### The data

........

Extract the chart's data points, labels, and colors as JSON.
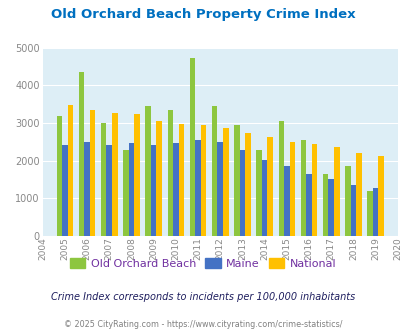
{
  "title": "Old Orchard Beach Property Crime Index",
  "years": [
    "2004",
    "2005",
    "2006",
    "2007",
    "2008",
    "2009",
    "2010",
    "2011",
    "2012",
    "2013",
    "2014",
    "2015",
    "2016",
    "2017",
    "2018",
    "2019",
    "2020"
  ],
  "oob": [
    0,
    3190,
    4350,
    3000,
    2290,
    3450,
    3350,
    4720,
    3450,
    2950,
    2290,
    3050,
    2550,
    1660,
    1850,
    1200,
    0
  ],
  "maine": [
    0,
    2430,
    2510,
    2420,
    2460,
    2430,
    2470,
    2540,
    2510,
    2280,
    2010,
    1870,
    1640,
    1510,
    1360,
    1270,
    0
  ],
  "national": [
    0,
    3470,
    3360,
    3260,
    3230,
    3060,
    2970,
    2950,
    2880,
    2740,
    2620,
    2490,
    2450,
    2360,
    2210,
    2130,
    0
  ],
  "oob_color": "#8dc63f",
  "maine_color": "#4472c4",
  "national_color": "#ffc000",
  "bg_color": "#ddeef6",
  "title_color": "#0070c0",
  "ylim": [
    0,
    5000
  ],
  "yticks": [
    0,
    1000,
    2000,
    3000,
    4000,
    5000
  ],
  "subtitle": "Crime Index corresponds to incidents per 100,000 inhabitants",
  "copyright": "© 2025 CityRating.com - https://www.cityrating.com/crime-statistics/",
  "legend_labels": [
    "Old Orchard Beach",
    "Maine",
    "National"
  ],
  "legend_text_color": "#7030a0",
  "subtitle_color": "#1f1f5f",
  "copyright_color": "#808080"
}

........

Count how many lines hold the string "Index" and give that number alone.

### Response for this exercise
2